(Records in a dataset)
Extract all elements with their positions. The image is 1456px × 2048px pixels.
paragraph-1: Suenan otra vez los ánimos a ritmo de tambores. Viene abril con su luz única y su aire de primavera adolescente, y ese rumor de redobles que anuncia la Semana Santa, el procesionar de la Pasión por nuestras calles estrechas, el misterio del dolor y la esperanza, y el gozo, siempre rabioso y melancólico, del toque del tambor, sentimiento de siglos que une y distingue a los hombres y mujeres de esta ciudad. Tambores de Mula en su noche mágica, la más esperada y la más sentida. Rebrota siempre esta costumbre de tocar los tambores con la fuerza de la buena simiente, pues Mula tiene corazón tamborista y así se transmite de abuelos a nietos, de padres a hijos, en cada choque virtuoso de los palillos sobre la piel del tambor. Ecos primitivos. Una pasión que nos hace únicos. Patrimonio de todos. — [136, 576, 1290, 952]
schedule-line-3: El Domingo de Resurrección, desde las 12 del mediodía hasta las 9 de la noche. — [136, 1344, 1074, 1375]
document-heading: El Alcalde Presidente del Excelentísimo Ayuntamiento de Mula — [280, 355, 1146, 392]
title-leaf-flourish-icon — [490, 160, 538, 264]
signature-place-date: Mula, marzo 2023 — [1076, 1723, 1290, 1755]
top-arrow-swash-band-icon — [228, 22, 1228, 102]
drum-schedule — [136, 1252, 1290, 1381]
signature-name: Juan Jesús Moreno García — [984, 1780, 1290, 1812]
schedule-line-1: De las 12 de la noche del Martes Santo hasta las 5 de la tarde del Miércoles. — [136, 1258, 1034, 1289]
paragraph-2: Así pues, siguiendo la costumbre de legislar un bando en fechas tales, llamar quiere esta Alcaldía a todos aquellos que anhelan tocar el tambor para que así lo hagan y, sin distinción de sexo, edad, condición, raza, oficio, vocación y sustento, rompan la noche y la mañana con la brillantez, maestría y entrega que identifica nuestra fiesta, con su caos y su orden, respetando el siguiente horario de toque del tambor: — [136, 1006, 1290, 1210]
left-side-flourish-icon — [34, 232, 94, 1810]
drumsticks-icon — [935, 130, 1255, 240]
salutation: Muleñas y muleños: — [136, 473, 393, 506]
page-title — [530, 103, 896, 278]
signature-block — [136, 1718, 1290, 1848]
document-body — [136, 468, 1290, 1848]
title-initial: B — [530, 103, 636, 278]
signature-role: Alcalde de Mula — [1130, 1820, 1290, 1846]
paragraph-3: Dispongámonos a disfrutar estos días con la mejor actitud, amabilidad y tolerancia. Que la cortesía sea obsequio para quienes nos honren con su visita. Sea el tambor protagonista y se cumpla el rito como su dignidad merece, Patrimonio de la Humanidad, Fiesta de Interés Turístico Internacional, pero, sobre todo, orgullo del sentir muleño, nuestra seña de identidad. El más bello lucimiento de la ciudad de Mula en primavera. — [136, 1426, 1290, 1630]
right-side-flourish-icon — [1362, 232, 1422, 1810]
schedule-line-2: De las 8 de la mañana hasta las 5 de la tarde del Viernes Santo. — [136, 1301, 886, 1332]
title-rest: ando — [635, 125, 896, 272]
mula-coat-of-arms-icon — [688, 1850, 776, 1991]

- **INSTRUCTIONS FOR THE TASK**
Rewrite the records from the beginning up to and including the line with "paragraph-1: Suenan otra", substituting "coordinates" for "positions" and changing nothing else.

- **TASK OUTPUT**
Extract all elements with their coordinates. The image is 1456px × 2048px pixels.
paragraph-1: Suenan otra vez los ánimos a ritmo de tambores. Viene abril con su luz única y su aire de primavera adolescente, y ese rumor de redobles que anuncia la Semana Santa, el procesionar de la Pasión por nuestras calles estrechas, el misterio del dolor y la esperanza, y el gozo, siempre rabioso y melancólico, del toque del tambor, sentimiento de siglos que une y distingue a los hombres y mujeres de esta ciudad. Tambores de Mula en su noche mágica, la más esperada y la más sentida. Rebrota siempre esta costumbre de tocar los tambores con la fuerza de la buena simiente, pues Mula tiene corazón tamborista y así se transmite de abuelos a nietos, de padres a hijos, en cada choque virtuoso de los palillos sobre la piel del tambor. Ecos primitivos. Una pasión que nos hace únicos. Patrimonio de todos. — [136, 576, 1290, 952]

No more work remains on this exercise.